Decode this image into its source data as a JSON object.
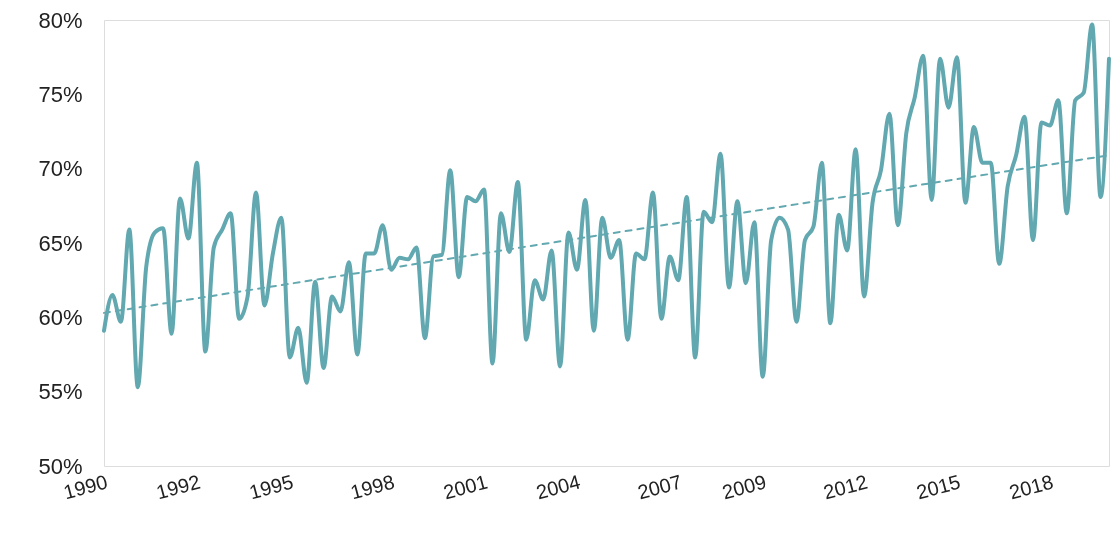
{
  "chart_data": {
    "type": "line",
    "categories": [
      "1990",
      null,
      null,
      null,
      null,
      null,
      null,
      null,
      null,
      null,
      null,
      "1992",
      null,
      null,
      null,
      null,
      null,
      null,
      null,
      null,
      null,
      null,
      "1995",
      null,
      null,
      null,
      null,
      null,
      null,
      null,
      null,
      null,
      null,
      null,
      "1998",
      null,
      null,
      null,
      null,
      null,
      null,
      null,
      null,
      null,
      null,
      "2001",
      null,
      null,
      null,
      null,
      null,
      null,
      null,
      null,
      null,
      null,
      "2004",
      null,
      null,
      null,
      null,
      null,
      null,
      null,
      null,
      null,
      null,
      null,
      "2007",
      null,
      null,
      null,
      null,
      null,
      null,
      null,
      null,
      null,
      "2009",
      null,
      null,
      null,
      null,
      null,
      null,
      null,
      null,
      null,
      null,
      null,
      "2012",
      null,
      null,
      null,
      null,
      null,
      null,
      null,
      null,
      null,
      null,
      "2015",
      null,
      null,
      null,
      null,
      null,
      null,
      null,
      null,
      null,
      null,
      "2018",
      null,
      null,
      null,
      null,
      null,
      null,
      null
    ],
    "series": [
      {
        "color": "#62a8b0",
        "line_style": "solid",
        "values": [
          59.1,
          61.5,
          59.7,
          65.9,
          55.3,
          63.4,
          65.7,
          66.0,
          58.9,
          68.0,
          65.3,
          70.4,
          57.7,
          64.7,
          65.9,
          67.0,
          59.9,
          61.4,
          68.4,
          60.8,
          64.3,
          66.7,
          57.3,
          59.3,
          55.6,
          62.4,
          56.6,
          61.4,
          60.4,
          63.7,
          57.5,
          64.3,
          64.3,
          66.2,
          63.2,
          64.0,
          63.9,
          64.7,
          58.6,
          64.1,
          64.2,
          69.9,
          62.7,
          68.1,
          67.8,
          68.6,
          56.9,
          67.0,
          64.4,
          69.1,
          58.5,
          62.5,
          61.2,
          64.5,
          56.7,
          65.7,
          63.2,
          67.9,
          59.1,
          66.7,
          64.0,
          65.2,
          58.5,
          64.3,
          63.9,
          68.4,
          59.9,
          64.1,
          62.5,
          68.1,
          57.3,
          67.1,
          66.4,
          71.0,
          62.0,
          67.8,
          62.3,
          66.4,
          56.0,
          65.2,
          66.7,
          65.9,
          59.7,
          65.2,
          66.1,
          70.4,
          59.6,
          66.9,
          64.5,
          71.3,
          61.4,
          67.7,
          69.9,
          73.7,
          66.2,
          72.4,
          74.8,
          77.6,
          67.9,
          77.4,
          74.1,
          77.5,
          67.7,
          72.8,
          70.4,
          70.4,
          63.6,
          68.8,
          70.9,
          73.5,
          65.2,
          73.1,
          72.9,
          74.6,
          67.0,
          74.6,
          75.1,
          79.7,
          68.1,
          77.4
        ]
      },
      {
        "color": "#62a8b0",
        "line_style": "dashed",
        "values": [
          60.3,
          null,
          null,
          null,
          null,
          null,
          null,
          null,
          null,
          null,
          null,
          null,
          null,
          null,
          null,
          null,
          null,
          null,
          null,
          null,
          null,
          null,
          null,
          null,
          null,
          null,
          null,
          null,
          null,
          null,
          null,
          null,
          null,
          null,
          null,
          null,
          null,
          null,
          null,
          null,
          null,
          null,
          null,
          null,
          null,
          null,
          null,
          null,
          null,
          null,
          null,
          null,
          null,
          null,
          null,
          null,
          null,
          null,
          null,
          null,
          null,
          null,
          null,
          null,
          null,
          null,
          null,
          null,
          null,
          null,
          null,
          null,
          null,
          null,
          null,
          null,
          null,
          null,
          null,
          null,
          null,
          null,
          null,
          null,
          null,
          null,
          null,
          null,
          null,
          null,
          null,
          null,
          null,
          null,
          null,
          null,
          null,
          null,
          null,
          null,
          null,
          null,
          null,
          null,
          null,
          null,
          null,
          null,
          null,
          null,
          null,
          null,
          null,
          null,
          null,
          null,
          null,
          null,
          null,
          70.9
        ]
      }
    ],
    "ylim": [
      50,
      80
    ],
    "yticks": [
      {
        "value": 50,
        "label": "50%"
      },
      {
        "value": 55,
        "label": "55%"
      },
      {
        "value": 60,
        "label": "60%"
      },
      {
        "value": 65,
        "label": "65%"
      },
      {
        "value": 70,
        "label": "70%"
      },
      {
        "value": 75,
        "label": "75%"
      },
      {
        "value": 80,
        "label": "80%"
      }
    ],
    "grid": false
  }
}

▶ _TASK REQUIREMENTS_
Give the data again exactly as written, with all pictures left out.

▶ _CORRECT OUTPUT_
Decode this image into its source data as a JSON object.
{
  "chart_data": {
    "type": "line",
    "categories": [
      "1990",
      null,
      null,
      null,
      null,
      null,
      null,
      null,
      null,
      null,
      null,
      "1992",
      null,
      null,
      null,
      null,
      null,
      null,
      null,
      null,
      null,
      null,
      "1995",
      null,
      null,
      null,
      null,
      null,
      null,
      null,
      null,
      null,
      null,
      null,
      "1998",
      null,
      null,
      null,
      null,
      null,
      null,
      null,
      null,
      null,
      null,
      "2001",
      null,
      null,
      null,
      null,
      null,
      null,
      null,
      null,
      null,
      null,
      "2004",
      null,
      null,
      null,
      null,
      null,
      null,
      null,
      null,
      null,
      null,
      null,
      "2007",
      null,
      null,
      null,
      null,
      null,
      null,
      null,
      null,
      null,
      "2009",
      null,
      null,
      null,
      null,
      null,
      null,
      null,
      null,
      null,
      null,
      null,
      "2012",
      null,
      null,
      null,
      null,
      null,
      null,
      null,
      null,
      null,
      null,
      "2015",
      null,
      null,
      null,
      null,
      null,
      null,
      null,
      null,
      null,
      null,
      "2018",
      null,
      null,
      null,
      null,
      null,
      null,
      null
    ],
    "series": [
      {
        "color": "#62a8b0",
        "line_style": "solid",
        "values": [
          59.1,
          61.5,
          59.7,
          65.9,
          55.3,
          63.4,
          65.7,
          66.0,
          58.9,
          68.0,
          65.3,
          70.4,
          57.7,
          64.7,
          65.9,
          67.0,
          59.9,
          61.4,
          68.4,
          60.8,
          64.3,
          66.7,
          57.3,
          59.3,
          55.6,
          62.4,
          56.6,
          61.4,
          60.4,
          63.7,
          57.5,
          64.3,
          64.3,
          66.2,
          63.2,
          64.0,
          63.9,
          64.7,
          58.6,
          64.1,
          64.2,
          69.9,
          62.7,
          68.1,
          67.8,
          68.6,
          56.9,
          67.0,
          64.4,
          69.1,
          58.5,
          62.5,
          61.2,
          64.5,
          56.7,
          65.7,
          63.2,
          67.9,
          59.1,
          66.7,
          64.0,
          65.2,
          58.5,
          64.3,
          63.9,
          68.4,
          59.9,
          64.1,
          62.5,
          68.1,
          57.3,
          67.1,
          66.4,
          71.0,
          62.0,
          67.8,
          62.3,
          66.4,
          56.0,
          65.2,
          66.7,
          65.9,
          59.7,
          65.2,
          66.1,
          70.4,
          59.6,
          66.9,
          64.5,
          71.3,
          61.4,
          67.7,
          69.9,
          73.7,
          66.2,
          72.4,
          74.8,
          77.6,
          67.9,
          77.4,
          74.1,
          77.5,
          67.7,
          72.8,
          70.4,
          70.4,
          63.6,
          68.8,
          70.9,
          73.5,
          65.2,
          73.1,
          72.9,
          74.6,
          67.0,
          74.6,
          75.1,
          79.7,
          68.1,
          77.4
        ]
      },
      {
        "color": "#62a8b0",
        "line_style": "dashed",
        "values": [
          60.3,
          null,
          null,
          null,
          null,
          null,
          null,
          null,
          null,
          null,
          null,
          null,
          null,
          null,
          null,
          null,
          null,
          null,
          null,
          null,
          null,
          null,
          null,
          null,
          null,
          null,
          null,
          null,
          null,
          null,
          null,
          null,
          null,
          null,
          null,
          null,
          null,
          null,
          null,
          null,
          null,
          null,
          null,
          null,
          null,
          null,
          null,
          null,
          null,
          null,
          null,
          null,
          null,
          null,
          null,
          null,
          null,
          null,
          null,
          null,
          null,
          null,
          null,
          null,
          null,
          null,
          null,
          null,
          null,
          null,
          null,
          null,
          null,
          null,
          null,
          null,
          null,
          null,
          null,
          null,
          null,
          null,
          null,
          null,
          null,
          null,
          null,
          null,
          null,
          null,
          null,
          null,
          null,
          null,
          null,
          null,
          null,
          null,
          null,
          null,
          null,
          null,
          null,
          null,
          null,
          null,
          null,
          null,
          null,
          null,
          null,
          null,
          null,
          null,
          null,
          null,
          null,
          null,
          null,
          70.9
        ]
      }
    ],
    "ylim": [
      50,
      80
    ],
    "yticks": [
      {
        "value": 50,
        "label": "50%"
      },
      {
        "value": 55,
        "label": "55%"
      },
      {
        "value": 60,
        "label": "60%"
      },
      {
        "value": 65,
        "label": "65%"
      },
      {
        "value": 70,
        "label": "70%"
      },
      {
        "value": 75,
        "label": "75%"
      },
      {
        "value": 80,
        "label": "80%"
      }
    ],
    "grid": false
  }
}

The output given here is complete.